* _Given instruction_:
Every line below should be copied exactly; drop the pictures.

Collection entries
○ ○ ○ ○ ○ ○ ○
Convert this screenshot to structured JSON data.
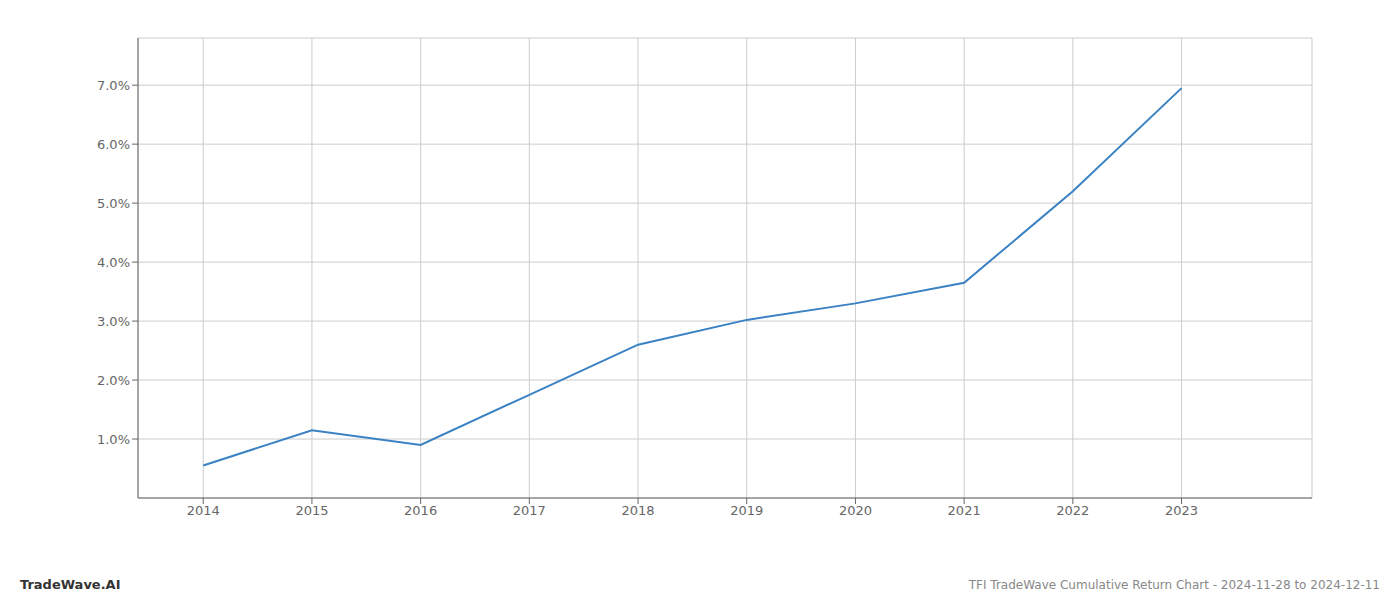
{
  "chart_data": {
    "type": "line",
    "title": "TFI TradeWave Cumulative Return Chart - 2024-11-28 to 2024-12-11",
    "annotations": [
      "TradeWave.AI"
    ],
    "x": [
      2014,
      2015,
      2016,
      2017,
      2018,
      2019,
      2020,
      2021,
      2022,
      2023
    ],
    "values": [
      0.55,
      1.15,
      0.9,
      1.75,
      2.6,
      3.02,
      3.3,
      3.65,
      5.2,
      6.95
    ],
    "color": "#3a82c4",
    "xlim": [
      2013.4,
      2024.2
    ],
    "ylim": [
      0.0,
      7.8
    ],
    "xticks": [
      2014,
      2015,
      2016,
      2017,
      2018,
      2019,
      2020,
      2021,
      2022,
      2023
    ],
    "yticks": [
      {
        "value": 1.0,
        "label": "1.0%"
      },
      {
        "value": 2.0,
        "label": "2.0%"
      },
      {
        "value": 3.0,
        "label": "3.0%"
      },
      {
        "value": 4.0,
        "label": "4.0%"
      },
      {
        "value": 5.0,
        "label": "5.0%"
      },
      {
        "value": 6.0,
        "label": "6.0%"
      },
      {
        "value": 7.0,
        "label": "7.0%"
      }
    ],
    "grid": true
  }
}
○ ○ ○ ○ ○ ○ ○
* _Expected output_:
Convert this screenshot to structured JSON data.
{
  "chart_data": {
    "type": "line",
    "title": "TFI TradeWave Cumulative Return Chart - 2024-11-28 to 2024-12-11",
    "annotations": [
      "TradeWave.AI"
    ],
    "x": [
      2014,
      2015,
      2016,
      2017,
      2018,
      2019,
      2020,
      2021,
      2022,
      2023
    ],
    "values": [
      0.55,
      1.15,
      0.9,
      1.75,
      2.6,
      3.02,
      3.3,
      3.65,
      5.2,
      6.95
    ],
    "color": "#3a82c4",
    "xlim": [
      2013.4,
      2024.2
    ],
    "ylim": [
      0.0,
      7.8
    ],
    "xticks": [
      2014,
      2015,
      2016,
      2017,
      2018,
      2019,
      2020,
      2021,
      2022,
      2023
    ],
    "yticks": [
      {
        "value": 1.0,
        "label": "1.0%"
      },
      {
        "value": 2.0,
        "label": "2.0%"
      },
      {
        "value": 3.0,
        "label": "3.0%"
      },
      {
        "value": 4.0,
        "label": "4.0%"
      },
      {
        "value": 5.0,
        "label": "5.0%"
      },
      {
        "value": 6.0,
        "label": "6.0%"
      },
      {
        "value": 7.0,
        "label": "7.0%"
      }
    ],
    "grid": true
  }
}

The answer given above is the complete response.